Given records:
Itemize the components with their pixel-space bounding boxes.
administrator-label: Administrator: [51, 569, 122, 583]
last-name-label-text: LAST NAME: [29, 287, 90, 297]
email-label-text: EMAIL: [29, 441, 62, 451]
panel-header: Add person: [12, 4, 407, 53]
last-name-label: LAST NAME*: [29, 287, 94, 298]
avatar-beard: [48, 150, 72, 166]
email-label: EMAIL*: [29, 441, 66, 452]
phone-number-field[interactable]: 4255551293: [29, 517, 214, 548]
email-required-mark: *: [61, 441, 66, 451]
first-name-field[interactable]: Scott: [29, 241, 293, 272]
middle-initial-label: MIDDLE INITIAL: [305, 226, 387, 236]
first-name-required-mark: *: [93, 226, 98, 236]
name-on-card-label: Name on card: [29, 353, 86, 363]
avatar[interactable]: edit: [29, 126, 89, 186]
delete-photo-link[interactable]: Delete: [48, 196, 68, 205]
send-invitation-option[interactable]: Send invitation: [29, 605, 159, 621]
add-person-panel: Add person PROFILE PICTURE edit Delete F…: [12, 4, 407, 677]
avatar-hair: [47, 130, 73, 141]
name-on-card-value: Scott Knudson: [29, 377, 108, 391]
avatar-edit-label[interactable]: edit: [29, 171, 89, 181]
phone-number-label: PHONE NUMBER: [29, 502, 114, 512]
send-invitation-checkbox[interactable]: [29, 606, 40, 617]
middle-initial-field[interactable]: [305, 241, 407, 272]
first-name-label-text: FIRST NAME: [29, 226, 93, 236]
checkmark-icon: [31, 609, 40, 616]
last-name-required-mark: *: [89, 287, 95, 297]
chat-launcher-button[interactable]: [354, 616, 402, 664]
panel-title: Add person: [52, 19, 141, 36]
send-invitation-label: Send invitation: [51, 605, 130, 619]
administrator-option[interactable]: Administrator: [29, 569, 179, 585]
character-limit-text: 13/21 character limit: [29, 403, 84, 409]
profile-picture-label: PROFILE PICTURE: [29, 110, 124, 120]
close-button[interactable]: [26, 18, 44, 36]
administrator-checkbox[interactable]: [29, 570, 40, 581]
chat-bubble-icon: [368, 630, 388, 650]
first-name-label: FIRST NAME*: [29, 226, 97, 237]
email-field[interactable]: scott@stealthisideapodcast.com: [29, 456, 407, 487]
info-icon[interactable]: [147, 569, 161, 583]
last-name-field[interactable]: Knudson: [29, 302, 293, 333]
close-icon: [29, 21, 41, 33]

Problem to solve: Reproduce the listing above verbatim, from its first line through the line containing "send-invitation-checkbox[interactable]: [29, 606, 40, 617]", including that line.

Answer to the exercise:
Itemize the components with their pixel-space bounding boxes.
administrator-label: Administrator: [51, 569, 122, 583]
last-name-label-text: LAST NAME: [29, 287, 90, 297]
email-label-text: EMAIL: [29, 441, 62, 451]
panel-header: Add person: [12, 4, 407, 53]
last-name-label: LAST NAME*: [29, 287, 94, 298]
avatar-beard: [48, 150, 72, 166]
email-label: EMAIL*: [29, 441, 66, 452]
phone-number-field[interactable]: 4255551293: [29, 517, 214, 548]
email-required-mark: *: [61, 441, 66, 451]
first-name-field[interactable]: Scott: [29, 241, 293, 272]
middle-initial-label: MIDDLE INITIAL: [305, 226, 387, 236]
first-name-required-mark: *: [93, 226, 98, 236]
name-on-card-label: Name on card: [29, 353, 86, 363]
avatar[interactable]: edit: [29, 126, 89, 186]
delete-photo-link[interactable]: Delete: [48, 196, 68, 205]
send-invitation-option[interactable]: Send invitation: [29, 605, 159, 621]
add-person-panel: Add person PROFILE PICTURE edit Delete F…: [12, 4, 407, 677]
avatar-hair: [47, 130, 73, 141]
name-on-card-value: Scott Knudson: [29, 377, 108, 391]
avatar-edit-label[interactable]: edit: [29, 171, 89, 181]
phone-number-label: PHONE NUMBER: [29, 502, 114, 512]
send-invitation-checkbox[interactable]: [29, 606, 40, 617]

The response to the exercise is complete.